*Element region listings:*
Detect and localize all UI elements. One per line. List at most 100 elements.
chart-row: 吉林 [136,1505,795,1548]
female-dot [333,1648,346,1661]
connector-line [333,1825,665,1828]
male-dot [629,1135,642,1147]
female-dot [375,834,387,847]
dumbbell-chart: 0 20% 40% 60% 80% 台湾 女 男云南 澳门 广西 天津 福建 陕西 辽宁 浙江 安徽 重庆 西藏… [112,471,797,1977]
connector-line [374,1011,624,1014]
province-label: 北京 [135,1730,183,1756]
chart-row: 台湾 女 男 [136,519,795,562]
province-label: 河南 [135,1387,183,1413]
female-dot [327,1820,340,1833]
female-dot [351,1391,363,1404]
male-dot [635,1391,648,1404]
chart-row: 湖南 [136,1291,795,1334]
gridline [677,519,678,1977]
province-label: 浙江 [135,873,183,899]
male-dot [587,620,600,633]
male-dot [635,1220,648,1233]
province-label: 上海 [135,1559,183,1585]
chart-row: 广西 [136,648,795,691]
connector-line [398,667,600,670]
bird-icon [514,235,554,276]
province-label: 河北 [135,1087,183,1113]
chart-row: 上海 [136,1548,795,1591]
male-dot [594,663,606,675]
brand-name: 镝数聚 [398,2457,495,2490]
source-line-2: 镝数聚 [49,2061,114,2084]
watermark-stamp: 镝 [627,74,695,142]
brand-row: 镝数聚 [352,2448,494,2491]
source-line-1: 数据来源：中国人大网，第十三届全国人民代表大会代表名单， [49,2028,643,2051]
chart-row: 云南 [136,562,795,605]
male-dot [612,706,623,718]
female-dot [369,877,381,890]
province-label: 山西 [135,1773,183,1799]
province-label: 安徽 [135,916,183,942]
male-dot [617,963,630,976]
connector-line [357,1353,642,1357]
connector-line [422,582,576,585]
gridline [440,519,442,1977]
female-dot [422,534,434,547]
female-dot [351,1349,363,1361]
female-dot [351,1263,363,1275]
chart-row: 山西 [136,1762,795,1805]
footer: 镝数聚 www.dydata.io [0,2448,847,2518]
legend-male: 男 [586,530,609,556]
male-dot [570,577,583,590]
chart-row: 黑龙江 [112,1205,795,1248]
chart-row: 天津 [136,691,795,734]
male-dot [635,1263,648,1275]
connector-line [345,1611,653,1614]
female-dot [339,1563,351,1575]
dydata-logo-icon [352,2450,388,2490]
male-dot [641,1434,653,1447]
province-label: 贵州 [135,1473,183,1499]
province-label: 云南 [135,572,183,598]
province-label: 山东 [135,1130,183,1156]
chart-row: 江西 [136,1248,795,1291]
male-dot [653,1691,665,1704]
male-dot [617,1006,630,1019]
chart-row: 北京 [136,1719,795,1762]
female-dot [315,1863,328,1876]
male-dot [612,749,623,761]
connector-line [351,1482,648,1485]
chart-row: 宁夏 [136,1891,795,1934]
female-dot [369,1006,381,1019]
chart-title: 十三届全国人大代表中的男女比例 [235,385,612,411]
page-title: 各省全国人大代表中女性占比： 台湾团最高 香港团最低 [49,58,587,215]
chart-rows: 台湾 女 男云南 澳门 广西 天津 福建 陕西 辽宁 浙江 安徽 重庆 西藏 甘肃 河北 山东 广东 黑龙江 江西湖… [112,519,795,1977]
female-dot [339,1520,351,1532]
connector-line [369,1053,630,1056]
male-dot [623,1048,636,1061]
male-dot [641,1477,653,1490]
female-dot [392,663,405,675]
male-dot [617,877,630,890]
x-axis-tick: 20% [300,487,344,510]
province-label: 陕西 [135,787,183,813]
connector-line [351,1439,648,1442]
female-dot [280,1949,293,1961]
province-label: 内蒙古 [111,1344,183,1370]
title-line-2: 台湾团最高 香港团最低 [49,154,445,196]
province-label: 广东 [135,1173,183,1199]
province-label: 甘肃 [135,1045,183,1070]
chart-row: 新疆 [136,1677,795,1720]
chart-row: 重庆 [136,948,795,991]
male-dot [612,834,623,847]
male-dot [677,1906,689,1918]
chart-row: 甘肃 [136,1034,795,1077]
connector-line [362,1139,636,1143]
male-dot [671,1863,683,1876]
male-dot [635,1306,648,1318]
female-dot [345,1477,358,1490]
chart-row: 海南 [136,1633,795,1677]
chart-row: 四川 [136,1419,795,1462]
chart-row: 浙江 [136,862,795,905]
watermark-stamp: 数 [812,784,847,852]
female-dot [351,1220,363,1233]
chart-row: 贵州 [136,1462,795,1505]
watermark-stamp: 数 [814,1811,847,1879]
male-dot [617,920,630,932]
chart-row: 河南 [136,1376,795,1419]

*Goal:* Copy out the records word for word, from the first line through the line that contains "source-line-1: 数据来源：中国人大网，第十三届全国人民代表大会代表名单， [49,2028,643,2051]".

*Final result:*
Detect and localize all UI elements. One per line. List at most 100 elements.
chart-row: 吉林 [136,1505,795,1548]
female-dot [333,1648,346,1661]
connector-line [333,1825,665,1828]
male-dot [629,1135,642,1147]
female-dot [375,834,387,847]
dumbbell-chart: 0 20% 40% 60% 80% 台湾 女 男云南 澳门 广西 天津 福建 陕西 辽宁 浙江 安徽 重庆 西藏… [112,471,797,1977]
connector-line [374,1011,624,1014]
province-label: 北京 [135,1730,183,1756]
chart-row: 台湾 女 男 [136,519,795,562]
province-label: 河南 [135,1387,183,1413]
female-dot [327,1820,340,1833]
female-dot [351,1391,363,1404]
male-dot [635,1391,648,1404]
chart-row: 湖南 [136,1291,795,1334]
gridline [677,519,678,1977]
province-label: 浙江 [135,873,183,899]
male-dot [587,620,600,633]
male-dot [635,1220,648,1233]
province-label: 上海 [135,1559,183,1585]
chart-row: 广西 [136,648,795,691]
connector-line [398,667,600,670]
bird-icon [514,235,554,276]
province-label: 河北 [135,1087,183,1113]
chart-row: 上海 [136,1548,795,1591]
male-dot [594,663,606,675]
brand-name: 镝数聚 [398,2457,495,2490]
source-line-2: 镝数聚 [49,2061,114,2084]
watermark-stamp: 镝 [627,74,695,142]
brand-row: 镝数聚 [352,2448,494,2491]
source-line-1: 数据来源：中国人大网，第十三届全国人民代表大会代表名单， [49,2028,643,2051]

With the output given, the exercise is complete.